(Dataset entries)
=====

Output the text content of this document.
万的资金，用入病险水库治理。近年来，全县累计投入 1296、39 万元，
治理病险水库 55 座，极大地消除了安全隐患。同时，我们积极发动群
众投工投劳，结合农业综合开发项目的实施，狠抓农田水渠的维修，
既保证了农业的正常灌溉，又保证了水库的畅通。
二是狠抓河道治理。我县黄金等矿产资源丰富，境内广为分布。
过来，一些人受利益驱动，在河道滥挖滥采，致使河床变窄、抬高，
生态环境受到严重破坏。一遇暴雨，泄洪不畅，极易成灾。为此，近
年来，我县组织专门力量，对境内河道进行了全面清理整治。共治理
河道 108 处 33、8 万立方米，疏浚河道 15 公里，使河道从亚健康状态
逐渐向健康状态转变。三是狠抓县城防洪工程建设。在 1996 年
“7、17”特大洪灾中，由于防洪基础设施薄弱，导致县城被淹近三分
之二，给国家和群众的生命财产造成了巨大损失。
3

=====

(Task to carry out) Give an exact copy of all the data shown above.

(Output for this exercise)
Output the text content of this document.
万的资金，用入病险水库治理。近年来，全县累计投入 1296、39 万元，
治理病险水库 55 座，极大地消除了安全隐患。同时，我们积极发动群
众投工投劳，结合农业综合开发项目的实施，狠抓农田水渠的维修，
既保证了农业的正常灌溉，又保证了水库的畅通。
二是狠抓河道治理。我县黄金等矿产资源丰富，境内广为分布。
过来，一些人受利益驱动，在河道滥挖滥采，致使河床变窄、抬高，
生态环境受到严重破坏。一遇暴雨，泄洪不畅，极易成灾。为此，近
年来，我县组织专门力量，对境内河道进行了全面清理整治。共治理
河道 108 处 33、8 万立方米，疏浚河道 15 公里，使河道从亚健康状态
逐渐向健康状态转变。三是狠抓县城防洪工程建设。在 1996 年
“7、17”特大洪灾中，由于防洪基础设施薄弱，导致县城被淹近三分
之二，给国家和群众的生命财产造成了巨大损失。
3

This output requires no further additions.